[Excerpt from a dataset]
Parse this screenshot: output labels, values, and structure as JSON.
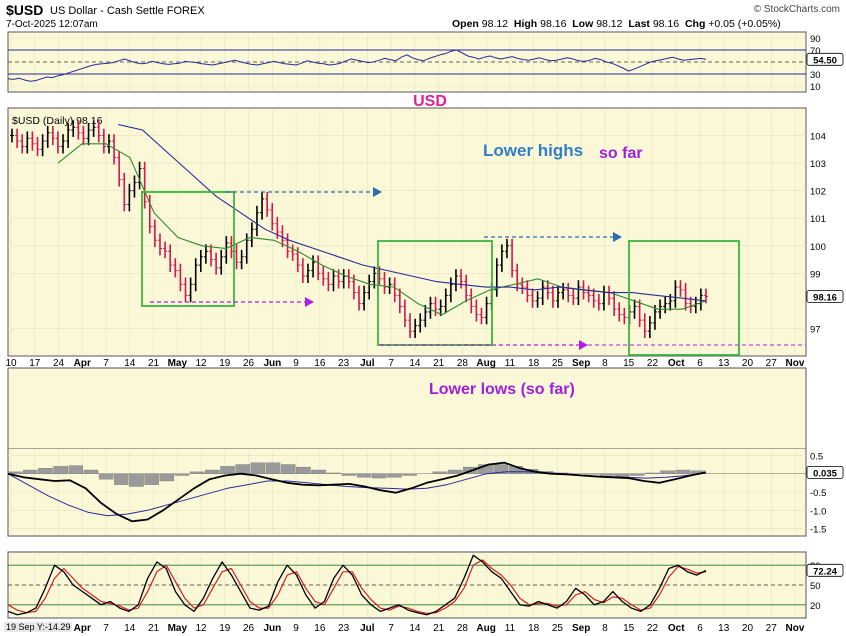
{
  "header": {
    "symbol": "$USD",
    "description": "US Dollar - Cash Settle FOREX",
    "date": "7-Oct-2025 12:07am",
    "open_label": "Open",
    "open": "98.12",
    "high_label": "High",
    "high": "98.16",
    "low_label": "Low",
    "low": "98.12",
    "last_label": "Last",
    "last": "98.16",
    "chg_label": "Chg",
    "chg": "+0.05 (+0.05%)",
    "credit": "© StockCharts.com"
  },
  "annotations": {
    "usd": "USD",
    "lower_highs": "Lower highs",
    "so_far": "so far",
    "lower_lows": "Lower lows (so far)"
  },
  "footnote": "19 Sep Y:-14.29",
  "colors": {
    "plot_bg": "#fbf8d8",
    "up_bar": "#000000",
    "down_bar": "#d6154e",
    "ma_fast": "#2e8b2e",
    "ma_slow": "#2a2a9a",
    "box": "#3ab53a",
    "arrow_high": "#2a6fb0",
    "arrow_low": "#b21ee0",
    "usd_text": "#e0209a",
    "lower_highs_text": "#2f7fc8",
    "purple_text": "#a11ee0"
  },
  "chart_data": [
    {
      "type": "line",
      "name": "RSI(14)",
      "ylim": [
        0,
        100
      ],
      "y_ticks": [
        "90",
        "70",
        "30",
        "10"
      ],
      "reference_lines": [
        70,
        30
      ],
      "last_value": "54.50",
      "values": [
        22,
        21,
        23,
        20,
        18,
        19,
        22,
        25,
        24,
        27,
        29,
        32,
        35,
        38,
        41,
        44,
        46,
        47,
        48,
        49,
        52,
        55,
        52,
        49,
        47,
        48,
        51,
        49,
        47,
        46,
        47,
        48,
        51,
        50,
        49,
        47,
        46,
        45,
        47,
        49,
        51,
        53,
        50,
        48,
        46,
        45,
        47,
        49,
        51,
        49,
        47,
        46,
        45,
        48,
        52,
        50,
        48,
        47,
        45,
        46,
        48,
        52,
        55,
        53,
        51,
        49,
        50,
        53,
        56,
        54,
        52,
        58,
        62,
        57,
        54,
        52,
        56,
        59,
        62,
        64,
        68,
        70,
        65,
        60,
        58,
        55,
        58,
        60,
        57,
        55,
        57,
        59,
        56,
        54,
        53,
        55,
        57,
        54,
        52,
        53,
        55,
        57,
        55,
        52,
        51,
        53,
        56,
        54,
        50,
        48,
        44,
        40,
        35,
        38,
        42,
        46,
        50,
        52,
        54,
        56,
        58,
        55,
        53,
        54,
        55,
        56,
        54.5
      ]
    },
    {
      "type": "line",
      "title": "$USD (Daily) 98.16",
      "ylim": [
        96,
        105
      ],
      "y_ticks": [
        "104",
        "103",
        "102",
        "101",
        "100",
        "99",
        "97"
      ],
      "last_value": "98.16",
      "x_tick_labels": [
        "10",
        "17",
        "24",
        "Apr",
        "7",
        "14",
        "21",
        "May",
        "12",
        "19",
        "26",
        "Jun",
        "9",
        "16",
        "23",
        "Jul",
        "7",
        "14",
        "21",
        "28",
        "Aug",
        "11",
        "18",
        "25",
        "Sep",
        "8",
        "15",
        "22",
        "Oct",
        "6",
        "13",
        "20",
        "27",
        "Nov"
      ],
      "series": [
        {
          "name": "$USD",
          "values": [
            104.0,
            103.8,
            103.6,
            103.9,
            103.7,
            103.5,
            103.8,
            104.1,
            103.9,
            103.6,
            103.8,
            104.2,
            104.3,
            104.1,
            103.9,
            104.2,
            104.3,
            104.0,
            103.6,
            103.8,
            103.2,
            102.4,
            101.5,
            102.0,
            102.3,
            102.8,
            101.6,
            100.7,
            100.2,
            99.9,
            99.8,
            99.3,
            99.1,
            98.6,
            98.2,
            98.6,
            99.3,
            99.6,
            99.8,
            99.5,
            99.2,
            99.6,
            100.1,
            99.8,
            99.4,
            99.6,
            100.2,
            100.6,
            101.2,
            101.7,
            101.3,
            100.8,
            100.5,
            100.2,
            99.8,
            99.7,
            99.3,
            98.9,
            99.1,
            99.4,
            99.0,
            98.8,
            98.6,
            98.9,
            98.7,
            98.9,
            98.7,
            98.3,
            97.9,
            98.3,
            98.7,
            99.0,
            98.8,
            98.5,
            98.6,
            98.2,
            97.8,
            97.3,
            96.9,
            97.1,
            97.3,
            97.6,
            97.9,
            97.7,
            97.8,
            98.2,
            98.6,
            98.9,
            98.7,
            98.2,
            97.8,
            97.5,
            97.4,
            97.9,
            98.4,
            99.3,
            99.8,
            100.0,
            99.1,
            98.6,
            98.5,
            98.2,
            98.0,
            98.1,
            98.5,
            98.3,
            98.0,
            98.3,
            98.4,
            98.2,
            98.1,
            98.5,
            98.3,
            98.2,
            98.0,
            97.9,
            98.3,
            98.1,
            97.7,
            97.5,
            97.4,
            97.6,
            97.8,
            97.3,
            96.9,
            97.2,
            97.6,
            97.8,
            97.9,
            98.0,
            98.5,
            98.4,
            97.9,
            97.8,
            97.9,
            98.2,
            98.16
          ]
        },
        {
          "name": "MA fast",
          "values": [
            103.0,
            103.7,
            103.7,
            103.2,
            101.2,
            100.3,
            100.0,
            99.9,
            100.3,
            100.2,
            99.8,
            99.3,
            98.9,
            98.6,
            98.5,
            97.9,
            97.5,
            98.0,
            98.4,
            98.6,
            98.8,
            98.5,
            98.4,
            98.3,
            98.0,
            97.7,
            97.7,
            98.0
          ]
        },
        {
          "name": "MA slow",
          "values": [
            104.4,
            104.2,
            103.4,
            102.6,
            101.8,
            101.2,
            100.6,
            100.2,
            99.9,
            99.6,
            99.3,
            99.1,
            98.9,
            98.7,
            98.6,
            98.5,
            98.5,
            98.4,
            98.5,
            98.4,
            98.3,
            98.3,
            98.2,
            98.1,
            98.0
          ]
        }
      ]
    },
    {
      "type": "line",
      "name": "MACD",
      "ylim": [
        -1.7,
        0.7
      ],
      "y_ticks": [
        "0.5",
        "-0.5",
        "-1.0",
        "-1.5"
      ],
      "last_value": "0.035",
      "series": [
        {
          "name": "MACD",
          "values": [
            0.0,
            -0.1,
            -0.15,
            -0.2,
            -0.18,
            -0.4,
            -0.8,
            -1.1,
            -1.3,
            -1.25,
            -1.0,
            -0.7,
            -0.4,
            -0.15,
            -0.05,
            0.0,
            -0.05,
            -0.15,
            -0.25,
            -0.3,
            -0.32,
            -0.3,
            -0.28,
            -0.35,
            -0.45,
            -0.52,
            -0.4,
            -0.25,
            -0.15,
            -0.05,
            0.1,
            0.25,
            0.3,
            0.15,
            0.05,
            0.0,
            -0.02,
            -0.05,
            -0.08,
            -0.1,
            -0.12,
            -0.2,
            -0.25,
            -0.15,
            -0.05,
            0.035
          ]
        },
        {
          "name": "Signal",
          "values": [
            0.0,
            -0.3,
            -0.6,
            -0.85,
            -1.05,
            -1.15,
            -1.1,
            -1.0,
            -0.85,
            -0.7,
            -0.55,
            -0.4,
            -0.3,
            -0.2,
            -0.2,
            -0.25,
            -0.3,
            -0.35,
            -0.38,
            -0.4,
            -0.42,
            -0.4,
            -0.3,
            -0.15,
            0.0,
            0.05,
            0.05,
            0.02,
            0.0,
            -0.05,
            -0.08,
            -0.1,
            -0.12,
            -0.1,
            -0.05,
            0.02
          ]
        },
        {
          "name": "Histogram",
          "values": [
            0.05,
            0.1,
            0.15,
            0.2,
            0.22,
            0.1,
            -0.15,
            -0.3,
            -0.35,
            -0.3,
            -0.2,
            -0.05,
            0.05,
            0.1,
            0.2,
            0.25,
            0.3,
            0.3,
            0.25,
            0.18,
            0.1,
            0.02,
            -0.05,
            -0.1,
            -0.12,
            -0.1,
            -0.05,
            0.0,
            0.05,
            0.1,
            0.18,
            0.25,
            0.25,
            0.2,
            0.12,
            0.06,
            0.02,
            0.0,
            -0.02,
            -0.05,
            -0.08,
            -0.05,
            0.02,
            0.08,
            0.1,
            0.08
          ]
        }
      ]
    },
    {
      "type": "line",
      "name": "Stochastic",
      "ylim": [
        0,
        100
      ],
      "y_ticks": [
        "80",
        "50",
        "20"
      ],
      "reference_lines": [
        80,
        50,
        20
      ],
      "last_value": "72.24",
      "series": [
        {
          "name": "%K",
          "values": [
            10,
            5,
            8,
            15,
            45,
            80,
            70,
            50,
            40,
            30,
            20,
            25,
            15,
            10,
            20,
            60,
            85,
            75,
            40,
            20,
            10,
            30,
            60,
            85,
            65,
            40,
            15,
            12,
            18,
            55,
            80,
            65,
            35,
            15,
            25,
            60,
            80,
            65,
            35,
            20,
            10,
            15,
            20,
            12,
            8,
            5,
            10,
            20,
            30,
            60,
            95,
            85,
            70,
            60,
            40,
            20,
            18,
            25,
            20,
            15,
            25,
            45,
            35,
            20,
            25,
            40,
            25,
            15,
            10,
            20,
            45,
            75,
            80,
            70,
            65,
            72
          ]
        },
        {
          "name": "%D",
          "values": [
            20,
            12,
            8,
            10,
            30,
            60,
            75,
            60,
            45,
            35,
            25,
            22,
            18,
            12,
            15,
            40,
            70,
            80,
            55,
            30,
            15,
            20,
            45,
            70,
            75,
            50,
            25,
            15,
            15,
            35,
            65,
            70,
            45,
            25,
            20,
            45,
            70,
            70,
            45,
            28,
            15,
            12,
            18,
            15,
            10,
            7,
            8,
            15,
            25,
            45,
            80,
            88,
            75,
            65,
            50,
            30,
            20,
            22,
            22,
            18,
            20,
            35,
            40,
            28,
            23,
            32,
            30,
            20,
            12,
            15,
            35,
            62,
            78,
            74,
            68,
            70
          ]
        }
      ]
    }
  ]
}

**Instructions to follow**
Copy every line of the data that holds the string "name".

**Answer to the exercise**
      "name": "RSI(14)",
          "name": "$USD",
          "name": "MA fast",
          "name": "MA slow",
      "name": "MACD",
          "name": "MACD",
          "name": "Signal",
          "name": "Histogram",
      "name": "Stochastic",
          "name": "%K",
          "name": "%D",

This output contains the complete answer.